§ **Provided records**

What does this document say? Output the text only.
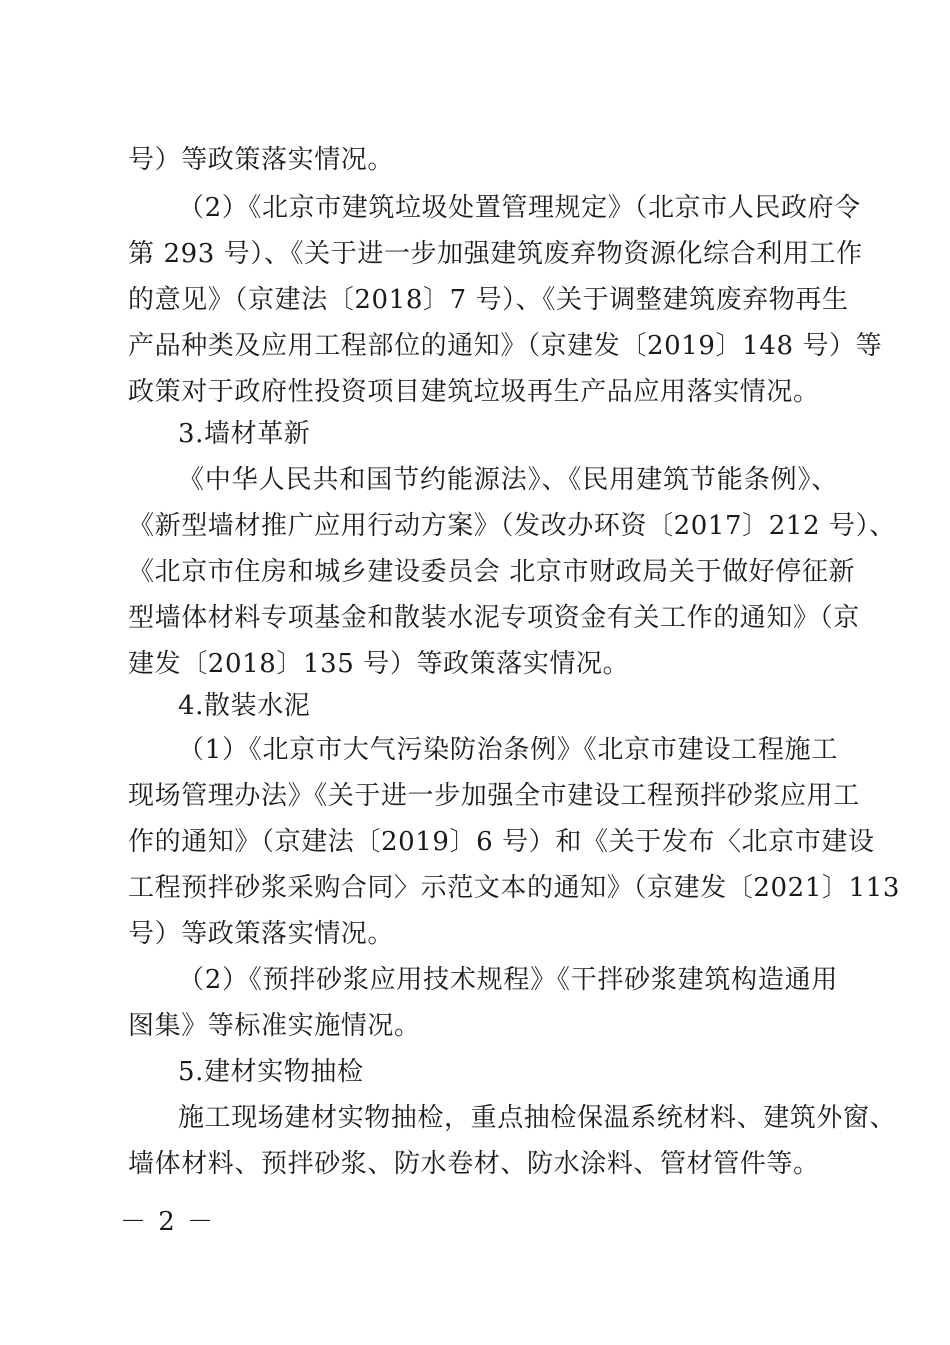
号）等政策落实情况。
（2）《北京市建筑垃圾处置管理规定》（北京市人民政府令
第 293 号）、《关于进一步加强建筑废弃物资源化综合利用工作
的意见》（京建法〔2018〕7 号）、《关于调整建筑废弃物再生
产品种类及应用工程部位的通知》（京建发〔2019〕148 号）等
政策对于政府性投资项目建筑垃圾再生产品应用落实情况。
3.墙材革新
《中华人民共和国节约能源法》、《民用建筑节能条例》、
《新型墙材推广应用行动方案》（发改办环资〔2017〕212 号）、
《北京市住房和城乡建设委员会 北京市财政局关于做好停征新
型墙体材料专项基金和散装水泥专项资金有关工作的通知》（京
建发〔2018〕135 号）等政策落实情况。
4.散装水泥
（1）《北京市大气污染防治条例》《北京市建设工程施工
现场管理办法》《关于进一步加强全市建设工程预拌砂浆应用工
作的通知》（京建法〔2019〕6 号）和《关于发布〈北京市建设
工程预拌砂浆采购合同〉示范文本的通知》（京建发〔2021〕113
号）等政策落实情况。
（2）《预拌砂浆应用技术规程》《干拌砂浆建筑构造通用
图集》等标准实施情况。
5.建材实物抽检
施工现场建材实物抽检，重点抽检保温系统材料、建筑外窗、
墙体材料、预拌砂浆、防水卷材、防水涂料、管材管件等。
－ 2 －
---
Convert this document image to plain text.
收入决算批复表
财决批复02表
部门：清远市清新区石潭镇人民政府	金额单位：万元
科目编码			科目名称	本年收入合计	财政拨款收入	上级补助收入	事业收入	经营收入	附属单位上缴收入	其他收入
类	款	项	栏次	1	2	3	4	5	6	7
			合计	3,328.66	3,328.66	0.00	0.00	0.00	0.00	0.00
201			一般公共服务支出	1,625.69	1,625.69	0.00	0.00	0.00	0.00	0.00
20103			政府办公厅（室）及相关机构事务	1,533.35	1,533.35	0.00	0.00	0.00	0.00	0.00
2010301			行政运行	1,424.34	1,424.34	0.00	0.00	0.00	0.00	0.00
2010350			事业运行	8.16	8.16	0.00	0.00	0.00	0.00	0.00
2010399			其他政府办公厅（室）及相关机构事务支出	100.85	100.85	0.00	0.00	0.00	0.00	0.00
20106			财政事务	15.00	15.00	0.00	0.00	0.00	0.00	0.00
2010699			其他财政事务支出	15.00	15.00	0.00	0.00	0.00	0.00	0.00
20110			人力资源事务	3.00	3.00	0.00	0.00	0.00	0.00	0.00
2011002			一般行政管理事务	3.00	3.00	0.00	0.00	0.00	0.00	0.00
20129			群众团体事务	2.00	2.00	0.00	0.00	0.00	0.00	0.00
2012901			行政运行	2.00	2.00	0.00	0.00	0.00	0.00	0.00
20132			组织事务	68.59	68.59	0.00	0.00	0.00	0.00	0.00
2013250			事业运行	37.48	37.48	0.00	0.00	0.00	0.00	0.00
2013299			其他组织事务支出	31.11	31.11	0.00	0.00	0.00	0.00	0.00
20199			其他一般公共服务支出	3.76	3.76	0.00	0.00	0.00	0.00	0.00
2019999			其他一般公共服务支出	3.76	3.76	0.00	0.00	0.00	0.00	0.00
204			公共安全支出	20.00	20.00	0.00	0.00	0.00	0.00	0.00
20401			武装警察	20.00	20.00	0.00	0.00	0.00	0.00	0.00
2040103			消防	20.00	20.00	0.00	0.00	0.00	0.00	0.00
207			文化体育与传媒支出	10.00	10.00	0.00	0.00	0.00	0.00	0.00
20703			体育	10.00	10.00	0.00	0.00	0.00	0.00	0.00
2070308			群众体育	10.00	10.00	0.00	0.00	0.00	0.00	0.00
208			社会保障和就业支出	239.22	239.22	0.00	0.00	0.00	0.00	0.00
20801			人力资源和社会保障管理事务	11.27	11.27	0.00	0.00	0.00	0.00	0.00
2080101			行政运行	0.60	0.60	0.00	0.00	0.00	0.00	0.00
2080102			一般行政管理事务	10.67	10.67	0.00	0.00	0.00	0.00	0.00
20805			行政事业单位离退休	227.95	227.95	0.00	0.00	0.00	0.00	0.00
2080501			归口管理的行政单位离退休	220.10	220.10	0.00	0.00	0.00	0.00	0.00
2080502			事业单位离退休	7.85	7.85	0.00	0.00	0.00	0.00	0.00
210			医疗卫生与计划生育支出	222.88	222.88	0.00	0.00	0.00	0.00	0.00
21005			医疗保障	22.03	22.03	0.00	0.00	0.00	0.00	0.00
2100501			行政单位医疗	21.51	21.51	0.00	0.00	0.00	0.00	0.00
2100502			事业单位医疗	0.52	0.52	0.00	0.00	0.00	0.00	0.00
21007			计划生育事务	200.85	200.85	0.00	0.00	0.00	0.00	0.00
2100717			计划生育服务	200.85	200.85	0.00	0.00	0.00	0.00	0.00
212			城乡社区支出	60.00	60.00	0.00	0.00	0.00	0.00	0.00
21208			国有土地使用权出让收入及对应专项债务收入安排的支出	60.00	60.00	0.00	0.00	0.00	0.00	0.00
...
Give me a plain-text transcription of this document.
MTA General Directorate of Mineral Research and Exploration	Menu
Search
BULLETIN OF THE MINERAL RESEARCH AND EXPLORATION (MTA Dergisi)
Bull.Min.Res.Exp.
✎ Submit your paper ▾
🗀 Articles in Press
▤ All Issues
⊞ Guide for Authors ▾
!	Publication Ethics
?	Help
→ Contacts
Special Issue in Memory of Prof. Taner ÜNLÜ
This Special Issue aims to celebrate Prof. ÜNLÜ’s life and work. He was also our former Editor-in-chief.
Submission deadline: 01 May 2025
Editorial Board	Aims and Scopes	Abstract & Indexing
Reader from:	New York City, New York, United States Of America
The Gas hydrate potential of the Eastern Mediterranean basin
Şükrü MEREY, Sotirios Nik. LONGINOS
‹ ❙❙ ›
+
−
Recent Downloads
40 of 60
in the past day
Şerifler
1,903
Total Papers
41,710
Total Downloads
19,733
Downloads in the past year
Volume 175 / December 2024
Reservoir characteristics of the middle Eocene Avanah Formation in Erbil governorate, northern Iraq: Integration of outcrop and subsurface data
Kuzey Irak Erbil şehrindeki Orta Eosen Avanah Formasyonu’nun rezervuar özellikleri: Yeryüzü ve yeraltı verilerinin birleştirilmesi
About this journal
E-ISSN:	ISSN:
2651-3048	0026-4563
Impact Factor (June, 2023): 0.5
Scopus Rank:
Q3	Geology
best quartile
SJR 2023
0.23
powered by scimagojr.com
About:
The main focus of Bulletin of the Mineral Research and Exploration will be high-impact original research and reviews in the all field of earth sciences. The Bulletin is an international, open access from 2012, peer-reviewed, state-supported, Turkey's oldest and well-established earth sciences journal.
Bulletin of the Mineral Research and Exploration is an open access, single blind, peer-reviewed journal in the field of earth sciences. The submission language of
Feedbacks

§ **Task requirements**
Using the records above, gather all lines where the string "其他一般公共服务支出" is present.

§ **Answer below**
20199			其他一般公共服务支出	3.76	3.76	0.00	0.00	0.00	0.00	0.00
2019999			其他一般公共服务支出	3.76	3.76	0.00	0.00	0.00	0.00	0.00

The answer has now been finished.